▸ **Dataset excerpts**
● ● ● ● ● ● ●
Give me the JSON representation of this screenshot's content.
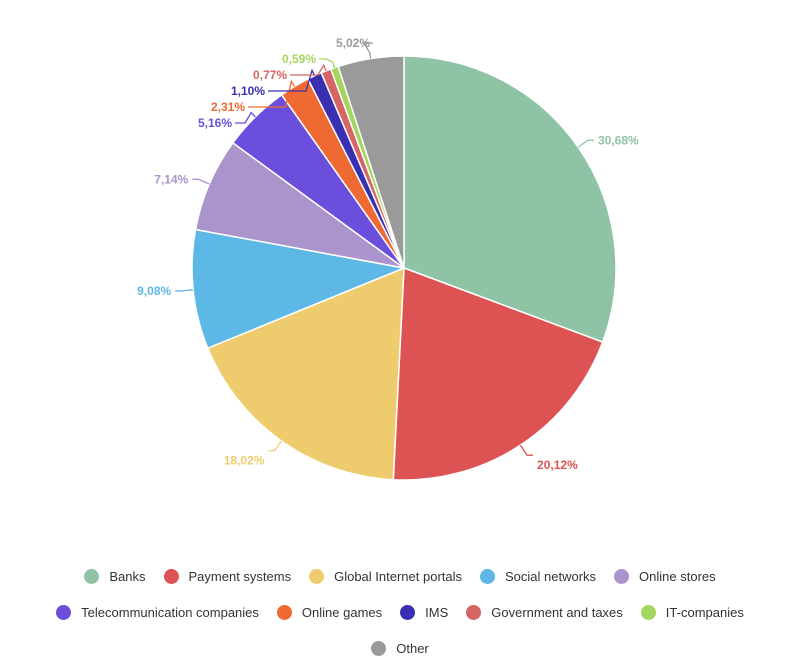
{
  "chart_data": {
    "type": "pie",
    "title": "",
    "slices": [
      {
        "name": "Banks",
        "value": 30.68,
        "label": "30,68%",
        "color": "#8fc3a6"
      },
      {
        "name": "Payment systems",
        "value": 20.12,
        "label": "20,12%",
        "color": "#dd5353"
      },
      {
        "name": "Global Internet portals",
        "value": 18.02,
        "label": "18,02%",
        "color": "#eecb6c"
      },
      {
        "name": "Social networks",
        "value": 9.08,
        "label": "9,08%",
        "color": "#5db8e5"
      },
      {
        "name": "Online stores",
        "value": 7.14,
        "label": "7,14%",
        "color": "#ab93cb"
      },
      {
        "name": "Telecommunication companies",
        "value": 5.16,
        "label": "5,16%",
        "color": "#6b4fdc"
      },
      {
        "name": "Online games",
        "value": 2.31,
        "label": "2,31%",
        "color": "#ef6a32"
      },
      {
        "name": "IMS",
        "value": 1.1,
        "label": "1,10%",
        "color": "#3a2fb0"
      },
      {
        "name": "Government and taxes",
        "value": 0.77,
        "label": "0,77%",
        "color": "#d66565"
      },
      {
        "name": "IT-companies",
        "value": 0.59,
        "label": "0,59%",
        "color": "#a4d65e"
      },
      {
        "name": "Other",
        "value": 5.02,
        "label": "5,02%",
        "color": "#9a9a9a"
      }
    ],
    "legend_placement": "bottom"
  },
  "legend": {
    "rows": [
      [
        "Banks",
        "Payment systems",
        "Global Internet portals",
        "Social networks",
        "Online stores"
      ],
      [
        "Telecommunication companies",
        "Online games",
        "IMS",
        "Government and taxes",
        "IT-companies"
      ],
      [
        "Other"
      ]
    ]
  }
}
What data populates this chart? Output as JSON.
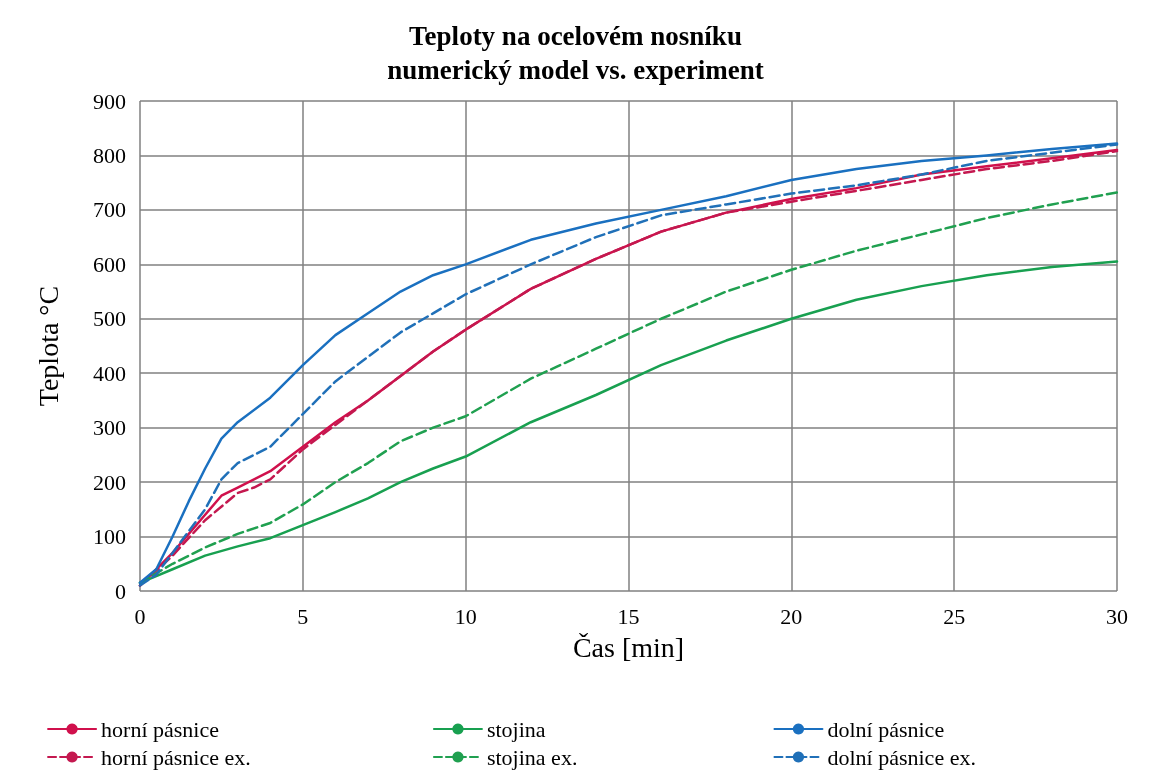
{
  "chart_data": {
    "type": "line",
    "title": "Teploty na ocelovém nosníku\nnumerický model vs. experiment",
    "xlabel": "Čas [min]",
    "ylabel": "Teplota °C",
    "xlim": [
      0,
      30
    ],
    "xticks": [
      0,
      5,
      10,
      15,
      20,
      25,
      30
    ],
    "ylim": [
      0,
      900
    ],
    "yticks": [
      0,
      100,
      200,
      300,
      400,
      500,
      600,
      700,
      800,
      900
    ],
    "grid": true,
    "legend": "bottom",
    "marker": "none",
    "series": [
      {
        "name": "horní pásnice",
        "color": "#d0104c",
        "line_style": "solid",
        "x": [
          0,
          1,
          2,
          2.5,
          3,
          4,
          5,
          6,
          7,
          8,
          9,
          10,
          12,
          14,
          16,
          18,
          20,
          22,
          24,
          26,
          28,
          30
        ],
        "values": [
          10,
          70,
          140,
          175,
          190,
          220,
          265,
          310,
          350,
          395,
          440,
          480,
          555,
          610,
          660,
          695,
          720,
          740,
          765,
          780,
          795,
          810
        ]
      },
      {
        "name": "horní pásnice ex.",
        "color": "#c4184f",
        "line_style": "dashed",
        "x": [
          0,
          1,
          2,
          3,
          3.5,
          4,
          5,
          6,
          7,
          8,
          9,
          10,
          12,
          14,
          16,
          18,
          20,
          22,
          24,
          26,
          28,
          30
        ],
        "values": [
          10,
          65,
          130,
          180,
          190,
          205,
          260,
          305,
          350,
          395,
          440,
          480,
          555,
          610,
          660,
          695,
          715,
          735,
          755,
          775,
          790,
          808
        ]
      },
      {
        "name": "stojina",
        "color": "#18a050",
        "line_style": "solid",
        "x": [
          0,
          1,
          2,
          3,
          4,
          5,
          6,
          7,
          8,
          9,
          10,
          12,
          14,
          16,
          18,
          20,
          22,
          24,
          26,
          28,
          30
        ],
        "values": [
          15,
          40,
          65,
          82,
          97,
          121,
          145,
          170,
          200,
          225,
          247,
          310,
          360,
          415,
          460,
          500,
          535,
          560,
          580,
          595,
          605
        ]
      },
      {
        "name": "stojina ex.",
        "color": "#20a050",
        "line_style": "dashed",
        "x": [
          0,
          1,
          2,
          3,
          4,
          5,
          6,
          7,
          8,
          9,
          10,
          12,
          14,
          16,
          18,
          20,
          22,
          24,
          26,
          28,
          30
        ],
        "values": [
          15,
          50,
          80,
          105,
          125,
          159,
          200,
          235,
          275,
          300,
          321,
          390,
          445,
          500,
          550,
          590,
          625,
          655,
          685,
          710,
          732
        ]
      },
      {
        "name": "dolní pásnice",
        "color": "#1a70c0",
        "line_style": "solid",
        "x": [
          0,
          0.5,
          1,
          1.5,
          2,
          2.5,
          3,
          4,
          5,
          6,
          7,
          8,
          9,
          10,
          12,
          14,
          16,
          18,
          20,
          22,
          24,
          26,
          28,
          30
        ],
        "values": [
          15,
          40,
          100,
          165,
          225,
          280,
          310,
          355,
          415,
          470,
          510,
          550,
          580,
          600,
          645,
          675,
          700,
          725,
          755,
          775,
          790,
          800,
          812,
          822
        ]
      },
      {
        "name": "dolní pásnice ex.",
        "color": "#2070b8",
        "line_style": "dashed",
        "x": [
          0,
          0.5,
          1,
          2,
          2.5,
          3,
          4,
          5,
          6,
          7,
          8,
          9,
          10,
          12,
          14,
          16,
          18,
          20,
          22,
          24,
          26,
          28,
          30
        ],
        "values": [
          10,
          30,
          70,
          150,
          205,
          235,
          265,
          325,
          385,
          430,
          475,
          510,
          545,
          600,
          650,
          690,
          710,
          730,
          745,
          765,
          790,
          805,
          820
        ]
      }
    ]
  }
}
● ● ● ● ● ● ●
▸ **Exercise brief**
Restate each entry word for word, leaving out any pictures.

▸ **Response**
Give me the JSON representation of this screenshot's content.
{
  "chart_data": {
    "type": "pie",
    "title": "",
    "slices": [
      {
        "name": "Banks",
        "value": 30.68,
        "label": "30,68%",
        "color": "#8fc3a6"
      },
      {
        "name": "Payment systems",
        "value": 20.12,
        "label": "20,12%",
        "color": "#dd5353"
      },
      {
        "name": "Global Internet portals",
        "value": 18.02,
        "label": "18,02%",
        "color": "#eecb6c"
      },
      {
        "name": "Social networks",
        "value": 9.08,
        "label": "9,08%",
        "color": "#5db8e5"
      },
      {
        "name": "Online stores",
        "value": 7.14,
        "label": "7,14%",
        "color": "#ab93cb"
      },
      {
        "name": "Telecommunication companies",
        "value": 5.16,
        "label": "5,16%",
        "color": "#6b4fdc"
      },
      {
        "name": "Online games",
        "value": 2.31,
        "label": "2,31%",
        "color": "#ef6a32"
      },
      {
        "name": "IMS",
        "value": 1.1,
        "label": "1,10%",
        "color": "#3a2fb0"
      },
      {
        "name": "Government and taxes",
        "value": 0.77,
        "label": "0,77%",
        "color": "#d66565"
      },
      {
        "name": "IT-companies",
        "value": 0.59,
        "label": "0,59%",
        "color": "#a4d65e"
      },
      {
        "name": "Other",
        "value": 5.02,
        "label": "5,02%",
        "color": "#9a9a9a"
      }
    ],
    "legend_placement": "bottom"
  },
  "legend": {
    "rows": [
      [
        "Banks",
        "Payment systems",
        "Global Internet portals",
        "Social networks",
        "Online stores"
      ],
      [
        "Telecommunication companies",
        "Online games",
        "IMS",
        "Government and taxes",
        "IT-companies"
      ],
      [
        "Other"
      ]
    ]
  }
}
What data populates this chart? Output as JSON.
{
  "chart_data": {
    "type": "line",
    "title": "Teploty na ocelovém nosníku\nnumerický model vs. experiment",
    "xlabel": "Čas [min]",
    "ylabel": "Teplota °C",
    "xlim": [
      0,
      30
    ],
    "xticks": [
      0,
      5,
      10,
      15,
      20,
      25,
      30
    ],
    "ylim": [
      0,
      900
    ],
    "yticks": [
      0,
      100,
      200,
      300,
      400,
      500,
      600,
      700,
      800,
      900
    ],
    "grid": true,
    "legend": "bottom",
    "marker": "none",
    "series": [
      {
        "name": "horní pásnice",
        "color": "#d0104c",
        "line_style": "solid",
        "x": [
          0,
          1,
          2,
          2.5,
          3,
          4,
          5,
          6,
          7,
          8,
          9,
          10,
          12,
          14,
          16,
          18,
          20,
          22,
          24,
          26,
          28,
          30
        ],
        "values": [
          10,
          70,
          140,
          175,
          190,
          220,
          265,
          310,
          350,
          395,
          440,
          480,
          555,
          610,
          660,
          695,
          720,
          740,
          765,
          780,
          795,
          810
        ]
      },
      {
        "name": "horní pásnice ex.",
        "color": "#c4184f",
        "line_style": "dashed",
        "x": [
          0,
          1,
          2,
          3,
          3.5,
          4,
          5,
          6,
          7,
          8,
          9,
          10,
          12,
          14,
          16,
          18,
          20,
          22,
          24,
          26,
          28,
          30
        ],
        "values": [
          10,
          65,
          130,
          180,
          190,
          205,
          260,
          305,
          350,
          395,
          440,
          480,
          555,
          610,
          660,
          695,
          715,
          735,
          755,
          775,
          790,
          808
        ]
      },
      {
        "name": "stojina",
        "color": "#18a050",
        "line_style": "solid",
        "x": [
          0,
          1,
          2,
          3,
          4,
          5,
          6,
          7,
          8,
          9,
          10,
          12,
          14,
          16,
          18,
          20,
          22,
          24,
          26,
          28,
          30
        ],
        "values": [
          15,
          40,
          65,
          82,
          97,
          121,
          145,
          170,
          200,
          225,
          247,
          310,
          360,
          415,
          460,
          500,
          535,
          560,
          580,
          595,
          605
        ]
      },
      {
        "name": "stojina ex.",
        "color": "#20a050",
        "line_style": "dashed",
        "x": [
          0,
          1,
          2,
          3,
          4,
          5,
          6,
          7,
          8,
          9,
          10,
          12,
          14,
          16,
          18,
          20,
          22,
          24,
          26,
          28,
          30
        ],
        "values": [
          15,
          50,
          80,
          105,
          125,
          159,
          200,
          235,
          275,
          300,
          321,
          390,
          445,
          500,
          550,
          590,
          625,
          655,
          685,
          710,
          732
        ]
      },
      {
        "name": "dolní pásnice",
        "color": "#1a70c0",
        "line_style": "solid",
        "x": [
          0,
          0.5,
          1,
          1.5,
          2,
          2.5,
          3,
          4,
          5,
          6,
          7,
          8,
          9,
          10,
          12,
          14,
          16,
          18,
          20,
          22,
          24,
          26,
          28,
          30
        ],
        "values": [
          15,
          40,
          100,
          165,
          225,
          280,
          310,
          355,
          415,
          470,
          510,
          550,
          580,
          600,
          645,
          675,
          700,
          725,
          755,
          775,
          790,
          800,
          812,
          822
        ]
      },
      {
        "name": "dolní pásnice ex.",
        "color": "#2070b8",
        "line_style": "dashed",
        "x": [
          0,
          0.5,
          1,
          2,
          2.5,
          3,
          4,
          5,
          6,
          7,
          8,
          9,
          10,
          12,
          14,
          16,
          18,
          20,
          22,
          24,
          26,
          28,
          30
        ],
        "values": [
          10,
          30,
          70,
          150,
          205,
          235,
          265,
          325,
          385,
          430,
          475,
          510,
          545,
          600,
          650,
          690,
          710,
          730,
          745,
          765,
          790,
          805,
          820
        ]
      }
    ]
  }
}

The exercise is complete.